> _EXERCISE_
Read through the data and count the lines that contain the string "white"; give only the result.

> _TASK MATERIAL_
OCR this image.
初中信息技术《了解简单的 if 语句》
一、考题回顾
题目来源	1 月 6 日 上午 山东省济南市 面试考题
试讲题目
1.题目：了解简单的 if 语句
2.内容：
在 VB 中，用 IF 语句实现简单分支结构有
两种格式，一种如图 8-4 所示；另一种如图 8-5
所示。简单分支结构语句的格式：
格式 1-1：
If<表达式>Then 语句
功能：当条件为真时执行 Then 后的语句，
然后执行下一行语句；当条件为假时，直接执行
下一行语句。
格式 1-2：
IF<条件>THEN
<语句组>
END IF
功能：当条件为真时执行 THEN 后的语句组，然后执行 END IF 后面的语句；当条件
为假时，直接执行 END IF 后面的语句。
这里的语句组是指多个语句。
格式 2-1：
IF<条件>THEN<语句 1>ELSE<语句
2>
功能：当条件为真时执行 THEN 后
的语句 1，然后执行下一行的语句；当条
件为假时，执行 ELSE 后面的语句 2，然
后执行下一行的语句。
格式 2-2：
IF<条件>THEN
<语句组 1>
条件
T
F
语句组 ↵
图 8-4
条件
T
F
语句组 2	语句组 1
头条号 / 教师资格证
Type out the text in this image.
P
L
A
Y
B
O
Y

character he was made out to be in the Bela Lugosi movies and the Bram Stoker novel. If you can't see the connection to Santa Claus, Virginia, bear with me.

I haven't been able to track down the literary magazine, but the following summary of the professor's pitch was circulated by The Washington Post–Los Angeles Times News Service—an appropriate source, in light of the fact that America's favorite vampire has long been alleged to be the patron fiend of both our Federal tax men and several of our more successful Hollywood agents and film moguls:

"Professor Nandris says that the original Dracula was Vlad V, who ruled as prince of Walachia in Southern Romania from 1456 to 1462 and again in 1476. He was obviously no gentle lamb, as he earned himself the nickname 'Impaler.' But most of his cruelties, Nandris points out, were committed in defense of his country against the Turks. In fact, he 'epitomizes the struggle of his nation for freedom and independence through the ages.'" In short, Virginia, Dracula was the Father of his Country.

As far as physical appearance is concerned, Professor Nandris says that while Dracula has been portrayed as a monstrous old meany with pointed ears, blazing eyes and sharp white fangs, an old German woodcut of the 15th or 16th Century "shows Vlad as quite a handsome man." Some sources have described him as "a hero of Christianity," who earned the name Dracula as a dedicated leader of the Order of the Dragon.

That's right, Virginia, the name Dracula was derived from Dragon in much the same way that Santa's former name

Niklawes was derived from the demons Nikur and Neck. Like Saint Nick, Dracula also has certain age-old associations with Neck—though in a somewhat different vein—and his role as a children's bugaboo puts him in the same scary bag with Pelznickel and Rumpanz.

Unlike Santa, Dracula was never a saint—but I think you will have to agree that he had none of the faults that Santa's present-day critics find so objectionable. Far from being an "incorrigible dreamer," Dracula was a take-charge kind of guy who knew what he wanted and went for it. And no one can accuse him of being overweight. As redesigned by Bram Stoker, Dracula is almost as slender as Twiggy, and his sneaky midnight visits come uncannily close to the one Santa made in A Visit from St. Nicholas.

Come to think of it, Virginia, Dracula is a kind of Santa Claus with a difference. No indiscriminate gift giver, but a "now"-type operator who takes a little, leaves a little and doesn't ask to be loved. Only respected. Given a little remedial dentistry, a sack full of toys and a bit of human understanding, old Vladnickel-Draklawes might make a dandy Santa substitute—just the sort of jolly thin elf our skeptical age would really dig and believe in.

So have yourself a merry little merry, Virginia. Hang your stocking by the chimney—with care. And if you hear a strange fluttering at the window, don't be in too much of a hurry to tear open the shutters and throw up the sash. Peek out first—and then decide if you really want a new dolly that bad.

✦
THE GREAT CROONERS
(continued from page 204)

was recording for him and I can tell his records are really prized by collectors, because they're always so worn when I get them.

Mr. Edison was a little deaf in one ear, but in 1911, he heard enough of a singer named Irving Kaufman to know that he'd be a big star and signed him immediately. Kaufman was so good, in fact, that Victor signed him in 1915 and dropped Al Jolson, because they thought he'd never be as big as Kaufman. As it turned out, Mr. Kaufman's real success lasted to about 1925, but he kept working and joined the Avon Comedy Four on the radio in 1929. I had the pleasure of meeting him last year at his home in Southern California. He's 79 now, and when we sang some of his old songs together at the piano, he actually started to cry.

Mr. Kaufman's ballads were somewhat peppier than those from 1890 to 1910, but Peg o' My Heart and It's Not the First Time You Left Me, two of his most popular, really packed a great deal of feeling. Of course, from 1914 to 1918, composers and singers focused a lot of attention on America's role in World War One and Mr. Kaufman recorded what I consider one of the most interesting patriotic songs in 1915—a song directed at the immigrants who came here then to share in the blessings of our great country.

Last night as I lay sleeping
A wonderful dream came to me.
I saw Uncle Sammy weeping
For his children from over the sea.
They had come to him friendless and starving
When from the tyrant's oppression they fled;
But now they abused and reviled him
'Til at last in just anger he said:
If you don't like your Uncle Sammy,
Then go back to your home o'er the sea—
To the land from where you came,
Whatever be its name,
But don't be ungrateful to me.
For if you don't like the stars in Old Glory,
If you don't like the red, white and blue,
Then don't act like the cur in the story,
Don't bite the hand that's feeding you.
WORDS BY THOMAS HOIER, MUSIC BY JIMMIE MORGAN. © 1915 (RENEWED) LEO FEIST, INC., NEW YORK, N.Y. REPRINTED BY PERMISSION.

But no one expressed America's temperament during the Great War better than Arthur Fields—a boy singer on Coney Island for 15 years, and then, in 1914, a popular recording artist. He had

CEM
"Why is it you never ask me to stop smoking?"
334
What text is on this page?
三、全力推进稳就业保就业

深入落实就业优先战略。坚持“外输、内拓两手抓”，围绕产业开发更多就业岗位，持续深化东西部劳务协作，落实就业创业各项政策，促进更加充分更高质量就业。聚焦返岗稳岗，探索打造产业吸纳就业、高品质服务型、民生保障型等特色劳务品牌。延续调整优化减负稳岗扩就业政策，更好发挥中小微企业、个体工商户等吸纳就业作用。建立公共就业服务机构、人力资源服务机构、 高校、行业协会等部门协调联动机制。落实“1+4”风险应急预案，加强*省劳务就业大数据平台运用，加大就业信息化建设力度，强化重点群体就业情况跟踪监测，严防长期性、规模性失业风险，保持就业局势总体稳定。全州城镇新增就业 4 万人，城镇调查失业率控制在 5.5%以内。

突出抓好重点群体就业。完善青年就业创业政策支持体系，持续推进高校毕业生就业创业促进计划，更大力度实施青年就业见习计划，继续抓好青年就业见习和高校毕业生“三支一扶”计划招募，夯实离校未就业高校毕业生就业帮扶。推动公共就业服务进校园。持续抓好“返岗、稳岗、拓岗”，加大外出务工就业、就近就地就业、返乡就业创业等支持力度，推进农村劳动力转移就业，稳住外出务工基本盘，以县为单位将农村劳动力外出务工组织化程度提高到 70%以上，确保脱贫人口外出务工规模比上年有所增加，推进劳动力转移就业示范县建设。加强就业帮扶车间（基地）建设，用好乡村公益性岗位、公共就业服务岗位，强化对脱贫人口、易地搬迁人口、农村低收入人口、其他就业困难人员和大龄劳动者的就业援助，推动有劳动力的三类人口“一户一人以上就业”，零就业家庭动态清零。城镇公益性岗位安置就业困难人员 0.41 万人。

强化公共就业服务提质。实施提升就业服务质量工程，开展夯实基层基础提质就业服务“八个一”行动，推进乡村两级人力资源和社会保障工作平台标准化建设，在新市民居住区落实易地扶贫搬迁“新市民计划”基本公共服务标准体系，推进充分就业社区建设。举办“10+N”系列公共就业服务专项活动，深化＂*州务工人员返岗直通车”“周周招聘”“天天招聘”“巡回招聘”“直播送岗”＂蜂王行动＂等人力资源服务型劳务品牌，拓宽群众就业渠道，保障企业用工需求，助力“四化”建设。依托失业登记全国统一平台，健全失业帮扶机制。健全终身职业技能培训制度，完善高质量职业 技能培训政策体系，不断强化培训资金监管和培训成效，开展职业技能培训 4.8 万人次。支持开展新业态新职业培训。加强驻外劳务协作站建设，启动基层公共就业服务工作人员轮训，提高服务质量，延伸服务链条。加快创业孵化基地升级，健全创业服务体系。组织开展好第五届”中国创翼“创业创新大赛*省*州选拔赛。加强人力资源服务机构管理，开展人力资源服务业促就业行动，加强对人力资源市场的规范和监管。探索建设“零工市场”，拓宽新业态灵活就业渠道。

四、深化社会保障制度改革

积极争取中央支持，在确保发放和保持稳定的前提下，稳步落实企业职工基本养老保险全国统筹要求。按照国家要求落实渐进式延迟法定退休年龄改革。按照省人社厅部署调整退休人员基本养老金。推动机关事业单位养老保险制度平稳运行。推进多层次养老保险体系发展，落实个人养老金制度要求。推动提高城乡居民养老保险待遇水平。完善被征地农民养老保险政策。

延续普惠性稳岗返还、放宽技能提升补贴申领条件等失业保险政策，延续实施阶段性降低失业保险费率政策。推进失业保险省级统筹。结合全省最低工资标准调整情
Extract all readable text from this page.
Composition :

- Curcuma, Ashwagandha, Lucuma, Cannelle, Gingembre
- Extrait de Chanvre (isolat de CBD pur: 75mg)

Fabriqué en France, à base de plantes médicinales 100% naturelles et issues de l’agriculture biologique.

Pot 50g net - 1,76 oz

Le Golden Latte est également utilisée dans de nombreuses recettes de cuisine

> _COMPLETE ANSWER_
2